- _PROBLEM DESCRIPTION_
Among the entries below, find the lines with "Adicionar" and copy them.

- _DATA IN THIS EXERCISE_
■ ■ ■ ■ ■ ■ ■
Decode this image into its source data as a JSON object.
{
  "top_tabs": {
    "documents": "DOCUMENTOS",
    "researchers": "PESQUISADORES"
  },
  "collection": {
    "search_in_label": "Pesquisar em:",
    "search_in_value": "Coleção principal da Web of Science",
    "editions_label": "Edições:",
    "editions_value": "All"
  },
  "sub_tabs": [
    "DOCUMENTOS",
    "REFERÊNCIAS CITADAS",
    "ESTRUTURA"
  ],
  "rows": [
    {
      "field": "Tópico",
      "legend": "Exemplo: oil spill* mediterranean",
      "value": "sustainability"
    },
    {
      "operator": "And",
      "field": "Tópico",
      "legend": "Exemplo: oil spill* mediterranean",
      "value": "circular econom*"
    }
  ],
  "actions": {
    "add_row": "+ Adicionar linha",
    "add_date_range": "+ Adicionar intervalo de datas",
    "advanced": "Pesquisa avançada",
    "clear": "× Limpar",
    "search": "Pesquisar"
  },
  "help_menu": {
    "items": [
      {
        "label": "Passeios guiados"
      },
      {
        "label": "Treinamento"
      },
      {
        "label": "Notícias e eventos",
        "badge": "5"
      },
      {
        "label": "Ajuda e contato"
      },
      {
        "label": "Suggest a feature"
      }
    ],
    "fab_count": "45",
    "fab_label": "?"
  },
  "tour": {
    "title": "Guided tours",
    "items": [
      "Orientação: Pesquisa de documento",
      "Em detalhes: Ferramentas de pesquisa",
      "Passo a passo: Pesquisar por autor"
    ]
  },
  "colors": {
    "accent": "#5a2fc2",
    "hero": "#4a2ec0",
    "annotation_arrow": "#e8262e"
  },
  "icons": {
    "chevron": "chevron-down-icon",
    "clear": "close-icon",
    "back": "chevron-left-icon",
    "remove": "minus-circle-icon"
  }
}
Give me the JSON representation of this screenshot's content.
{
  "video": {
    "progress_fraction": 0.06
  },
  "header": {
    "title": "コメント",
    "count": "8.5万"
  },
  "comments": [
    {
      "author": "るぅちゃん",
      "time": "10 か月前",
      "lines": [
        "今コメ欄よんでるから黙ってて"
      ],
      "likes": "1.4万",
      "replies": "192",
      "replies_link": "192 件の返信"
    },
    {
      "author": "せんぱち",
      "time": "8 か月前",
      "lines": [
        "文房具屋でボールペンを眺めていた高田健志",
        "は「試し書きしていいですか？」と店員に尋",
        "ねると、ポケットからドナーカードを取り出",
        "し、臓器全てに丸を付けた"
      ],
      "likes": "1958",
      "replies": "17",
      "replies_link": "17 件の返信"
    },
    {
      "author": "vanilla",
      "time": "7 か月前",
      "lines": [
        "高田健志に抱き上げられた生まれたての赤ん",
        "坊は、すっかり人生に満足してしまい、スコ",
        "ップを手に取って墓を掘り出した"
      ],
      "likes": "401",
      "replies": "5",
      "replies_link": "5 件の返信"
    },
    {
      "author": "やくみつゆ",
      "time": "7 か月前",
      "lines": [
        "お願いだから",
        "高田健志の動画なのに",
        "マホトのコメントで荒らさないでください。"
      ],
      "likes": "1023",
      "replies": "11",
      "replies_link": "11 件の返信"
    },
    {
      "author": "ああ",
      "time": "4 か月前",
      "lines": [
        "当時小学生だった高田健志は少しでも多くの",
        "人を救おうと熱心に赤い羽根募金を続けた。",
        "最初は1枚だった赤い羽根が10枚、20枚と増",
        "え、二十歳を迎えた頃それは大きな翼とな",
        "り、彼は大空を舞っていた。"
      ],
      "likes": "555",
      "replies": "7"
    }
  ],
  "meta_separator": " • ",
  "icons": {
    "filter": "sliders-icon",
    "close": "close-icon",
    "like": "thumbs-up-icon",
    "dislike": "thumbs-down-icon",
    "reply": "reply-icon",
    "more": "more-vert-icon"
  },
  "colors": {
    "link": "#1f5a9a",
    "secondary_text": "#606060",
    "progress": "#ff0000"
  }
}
■ ■ ■ ■ ■ ■ ■
- _THE REPLY_
    "add_row": "+ Adicionar linha",
    "add_date_range": "+ Adicionar intervalo de datas",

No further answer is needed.